■ Given problem: Look through the data below. Pick out the lines holding the string "layers".

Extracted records
# # # # #

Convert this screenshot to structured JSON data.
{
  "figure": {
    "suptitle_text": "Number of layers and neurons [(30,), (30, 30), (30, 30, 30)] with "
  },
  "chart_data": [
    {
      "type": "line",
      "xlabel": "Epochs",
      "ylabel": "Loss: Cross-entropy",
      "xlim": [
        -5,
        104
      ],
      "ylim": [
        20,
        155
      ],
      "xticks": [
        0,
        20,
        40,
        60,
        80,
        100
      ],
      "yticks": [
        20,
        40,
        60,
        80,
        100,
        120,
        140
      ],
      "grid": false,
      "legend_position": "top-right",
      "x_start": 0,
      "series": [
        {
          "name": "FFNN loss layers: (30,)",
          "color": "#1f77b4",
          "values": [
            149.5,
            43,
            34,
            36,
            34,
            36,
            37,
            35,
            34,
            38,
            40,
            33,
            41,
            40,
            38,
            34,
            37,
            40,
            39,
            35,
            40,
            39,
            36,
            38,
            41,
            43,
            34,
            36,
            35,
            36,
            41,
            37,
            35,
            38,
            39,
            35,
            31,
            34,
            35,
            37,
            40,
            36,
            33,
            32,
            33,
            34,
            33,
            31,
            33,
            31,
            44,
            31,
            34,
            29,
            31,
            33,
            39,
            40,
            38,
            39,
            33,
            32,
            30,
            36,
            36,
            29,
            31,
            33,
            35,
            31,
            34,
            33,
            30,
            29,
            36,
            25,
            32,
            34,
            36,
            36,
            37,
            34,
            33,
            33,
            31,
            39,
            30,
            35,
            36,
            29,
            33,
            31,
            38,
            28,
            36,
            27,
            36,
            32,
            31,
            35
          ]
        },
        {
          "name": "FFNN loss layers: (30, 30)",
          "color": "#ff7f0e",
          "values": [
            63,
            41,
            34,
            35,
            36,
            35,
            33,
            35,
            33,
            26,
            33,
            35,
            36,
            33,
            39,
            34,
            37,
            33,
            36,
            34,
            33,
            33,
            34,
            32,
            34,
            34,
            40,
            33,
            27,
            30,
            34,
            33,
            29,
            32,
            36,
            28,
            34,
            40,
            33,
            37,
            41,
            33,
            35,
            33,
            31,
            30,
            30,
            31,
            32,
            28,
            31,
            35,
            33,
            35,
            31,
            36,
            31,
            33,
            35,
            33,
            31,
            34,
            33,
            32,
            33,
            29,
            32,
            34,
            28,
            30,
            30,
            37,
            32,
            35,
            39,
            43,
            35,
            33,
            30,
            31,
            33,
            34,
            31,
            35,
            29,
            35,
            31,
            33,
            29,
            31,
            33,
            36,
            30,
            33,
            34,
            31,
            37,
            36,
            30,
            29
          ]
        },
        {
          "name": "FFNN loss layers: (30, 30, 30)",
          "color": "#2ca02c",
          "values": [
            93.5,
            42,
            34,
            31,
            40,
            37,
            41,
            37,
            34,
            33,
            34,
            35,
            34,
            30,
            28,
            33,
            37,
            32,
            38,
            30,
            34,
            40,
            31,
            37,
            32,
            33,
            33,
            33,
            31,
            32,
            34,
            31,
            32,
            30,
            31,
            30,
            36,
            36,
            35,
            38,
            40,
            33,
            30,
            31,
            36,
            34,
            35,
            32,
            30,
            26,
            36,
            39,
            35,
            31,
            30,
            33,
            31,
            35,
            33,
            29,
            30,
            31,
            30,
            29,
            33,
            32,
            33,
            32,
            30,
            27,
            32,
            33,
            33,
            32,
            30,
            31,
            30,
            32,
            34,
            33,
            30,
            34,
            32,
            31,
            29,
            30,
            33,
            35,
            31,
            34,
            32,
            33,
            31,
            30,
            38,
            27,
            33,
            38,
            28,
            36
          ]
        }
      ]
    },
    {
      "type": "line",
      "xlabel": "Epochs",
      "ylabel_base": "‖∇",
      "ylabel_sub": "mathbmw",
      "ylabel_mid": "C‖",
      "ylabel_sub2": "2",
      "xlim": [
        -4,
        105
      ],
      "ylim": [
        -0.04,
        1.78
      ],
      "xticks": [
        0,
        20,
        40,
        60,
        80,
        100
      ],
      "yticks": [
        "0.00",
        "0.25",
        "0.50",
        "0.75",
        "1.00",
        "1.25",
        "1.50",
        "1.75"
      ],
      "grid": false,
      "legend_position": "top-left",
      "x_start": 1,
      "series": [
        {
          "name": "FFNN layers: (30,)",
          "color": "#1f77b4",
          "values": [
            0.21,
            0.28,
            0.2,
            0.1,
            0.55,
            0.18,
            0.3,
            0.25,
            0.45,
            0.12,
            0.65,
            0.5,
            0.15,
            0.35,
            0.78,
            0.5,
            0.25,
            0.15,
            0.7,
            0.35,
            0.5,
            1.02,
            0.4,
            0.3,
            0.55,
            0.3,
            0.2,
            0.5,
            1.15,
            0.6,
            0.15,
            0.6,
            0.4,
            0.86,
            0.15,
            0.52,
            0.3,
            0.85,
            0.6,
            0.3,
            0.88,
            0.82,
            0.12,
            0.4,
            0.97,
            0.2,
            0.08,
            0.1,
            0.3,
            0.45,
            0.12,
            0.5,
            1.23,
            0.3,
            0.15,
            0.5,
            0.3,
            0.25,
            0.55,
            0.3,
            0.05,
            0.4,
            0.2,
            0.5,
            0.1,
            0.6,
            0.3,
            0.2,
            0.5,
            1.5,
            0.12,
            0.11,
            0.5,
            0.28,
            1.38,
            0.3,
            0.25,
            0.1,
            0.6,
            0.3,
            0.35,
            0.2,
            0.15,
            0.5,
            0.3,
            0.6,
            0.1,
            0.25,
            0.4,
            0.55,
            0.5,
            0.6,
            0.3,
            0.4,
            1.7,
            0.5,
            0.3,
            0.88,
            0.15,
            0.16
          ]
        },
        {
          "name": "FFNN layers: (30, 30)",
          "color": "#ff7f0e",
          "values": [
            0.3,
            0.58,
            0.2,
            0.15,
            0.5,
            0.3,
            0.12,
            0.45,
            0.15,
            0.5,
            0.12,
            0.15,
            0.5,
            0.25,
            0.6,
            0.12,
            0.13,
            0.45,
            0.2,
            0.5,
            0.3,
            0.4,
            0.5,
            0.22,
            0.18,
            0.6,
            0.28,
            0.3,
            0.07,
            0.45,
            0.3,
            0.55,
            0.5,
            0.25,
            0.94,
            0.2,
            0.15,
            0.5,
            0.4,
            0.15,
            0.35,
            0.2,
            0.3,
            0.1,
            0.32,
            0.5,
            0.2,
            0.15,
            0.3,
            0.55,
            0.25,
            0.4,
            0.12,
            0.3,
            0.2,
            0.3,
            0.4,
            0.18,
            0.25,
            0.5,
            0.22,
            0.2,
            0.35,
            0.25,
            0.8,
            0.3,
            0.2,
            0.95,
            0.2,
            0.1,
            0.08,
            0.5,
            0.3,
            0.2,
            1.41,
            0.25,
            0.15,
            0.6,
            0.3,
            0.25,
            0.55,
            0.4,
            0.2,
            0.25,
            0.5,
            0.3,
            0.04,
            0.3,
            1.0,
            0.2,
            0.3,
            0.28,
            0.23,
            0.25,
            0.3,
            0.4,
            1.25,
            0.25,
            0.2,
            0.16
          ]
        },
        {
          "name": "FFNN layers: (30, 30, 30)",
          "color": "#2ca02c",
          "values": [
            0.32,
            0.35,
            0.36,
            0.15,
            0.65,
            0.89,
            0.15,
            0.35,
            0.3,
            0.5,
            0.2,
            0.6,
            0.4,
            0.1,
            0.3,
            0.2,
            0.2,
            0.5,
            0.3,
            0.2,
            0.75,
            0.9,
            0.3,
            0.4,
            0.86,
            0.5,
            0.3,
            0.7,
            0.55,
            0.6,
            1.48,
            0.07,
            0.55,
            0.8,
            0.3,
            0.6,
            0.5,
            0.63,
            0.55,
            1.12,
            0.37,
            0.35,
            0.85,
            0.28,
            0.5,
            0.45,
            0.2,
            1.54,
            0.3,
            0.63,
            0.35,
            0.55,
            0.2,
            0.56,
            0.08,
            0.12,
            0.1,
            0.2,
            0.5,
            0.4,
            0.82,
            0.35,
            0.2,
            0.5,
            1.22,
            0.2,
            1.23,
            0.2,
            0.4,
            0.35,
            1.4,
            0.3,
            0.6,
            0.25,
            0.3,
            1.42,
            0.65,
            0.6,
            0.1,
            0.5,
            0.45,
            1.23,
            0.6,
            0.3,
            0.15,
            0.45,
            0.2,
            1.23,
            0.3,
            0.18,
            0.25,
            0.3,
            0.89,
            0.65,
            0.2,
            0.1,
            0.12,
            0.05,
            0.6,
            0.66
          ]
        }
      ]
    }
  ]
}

# # # # #

■ Full response:
    "suptitle_text": "Number of layers and neurons [(30,), (30, 30), (30, 30, 30)] with "
          "name": "FFNN loss layers: (30,)",
          "name": "FFNN loss layers: (30, 30)",
          "name": "FFNN loss layers: (30, 30, 30)",
          "name": "FFNN layers: (30,)",
          "name": "FFNN layers: (30, 30)",
          "name": "FFNN layers: (30, 30, 30)",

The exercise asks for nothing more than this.